Beneath this sentence is a set of records; write each of them out exactly.
——————————
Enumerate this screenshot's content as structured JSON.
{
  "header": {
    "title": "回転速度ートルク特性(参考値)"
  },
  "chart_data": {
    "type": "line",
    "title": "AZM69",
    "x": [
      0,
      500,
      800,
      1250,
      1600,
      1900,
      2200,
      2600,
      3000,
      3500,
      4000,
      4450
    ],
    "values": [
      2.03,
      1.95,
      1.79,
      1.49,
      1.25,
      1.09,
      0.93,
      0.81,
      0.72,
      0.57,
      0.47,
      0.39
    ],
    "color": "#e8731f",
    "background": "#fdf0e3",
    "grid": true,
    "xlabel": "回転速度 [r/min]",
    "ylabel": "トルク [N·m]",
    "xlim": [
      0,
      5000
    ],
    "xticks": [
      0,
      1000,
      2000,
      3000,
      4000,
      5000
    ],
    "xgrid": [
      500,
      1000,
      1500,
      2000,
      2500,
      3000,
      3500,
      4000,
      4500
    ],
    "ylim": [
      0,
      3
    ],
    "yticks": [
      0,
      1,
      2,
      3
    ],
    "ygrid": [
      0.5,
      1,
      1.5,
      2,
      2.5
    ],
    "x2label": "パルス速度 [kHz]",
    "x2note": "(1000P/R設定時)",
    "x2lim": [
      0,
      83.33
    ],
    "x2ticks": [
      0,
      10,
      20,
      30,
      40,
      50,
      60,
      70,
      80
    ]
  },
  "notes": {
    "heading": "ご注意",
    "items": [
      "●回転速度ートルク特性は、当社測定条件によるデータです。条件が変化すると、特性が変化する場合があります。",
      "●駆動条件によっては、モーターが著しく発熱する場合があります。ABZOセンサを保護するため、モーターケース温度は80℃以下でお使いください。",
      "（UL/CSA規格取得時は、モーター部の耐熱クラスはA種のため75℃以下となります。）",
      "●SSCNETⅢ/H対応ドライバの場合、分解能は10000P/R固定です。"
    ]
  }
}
——————————
* **TASK RESPONSE**:
Enumerate this screenshot's content as structured JSON.
{
  "header": {
    "title": "回転速度ートルク特性(参考値)"
  },
  "chart_data": {
    "type": "line",
    "title": "AZM69",
    "x": [
      0,
      500,
      800,
      1250,
      1600,
      1900,
      2200,
      2600,
      3000,
      3500,
      4000,
      4450
    ],
    "values": [
      2.03,
      1.95,
      1.79,
      1.49,
      1.25,
      1.09,
      0.93,
      0.81,
      0.72,
      0.57,
      0.47,
      0.39
    ],
    "color": "#e8731f",
    "background": "#fdf0e3",
    "grid": true,
    "xlabel": "回転速度 [r/min]",
    "ylabel": "トルク [N·m]",
    "xlim": [
      0,
      5000
    ],
    "xticks": [
      0,
      1000,
      2000,
      3000,
      4000,
      5000
    ],
    "xgrid": [
      500,
      1000,
      1500,
      2000,
      2500,
      3000,
      3500,
      4000,
      4500
    ],
    "ylim": [
      0,
      3
    ],
    "yticks": [
      0,
      1,
      2,
      3
    ],
    "ygrid": [
      0.5,
      1,
      1.5,
      2,
      2.5
    ],
    "x2label": "パルス速度 [kHz]",
    "x2note": "(1000P/R設定時)",
    "x2lim": [
      0,
      83.33
    ],
    "x2ticks": [
      0,
      10,
      20,
      30,
      40,
      50,
      60,
      70,
      80
    ]
  },
  "notes": {
    "heading": "ご注意",
    "items": [
      "●回転速度ートルク特性は、当社測定条件によるデータです。条件が変化すると、特性が変化する場合があります。",
      "●駆動条件によっては、モーターが著しく発熱する場合があります。ABZOセンサを保護するため、モーターケース温度は80℃以下でお使いください。",
      "（UL/CSA規格取得時は、モーター部の耐熱クラスはA種のため75℃以下となります。）",
      "●SSCNETⅢ/H対応ドライバの場合、分解能は10000P/R固定です。"
    ]
  }
}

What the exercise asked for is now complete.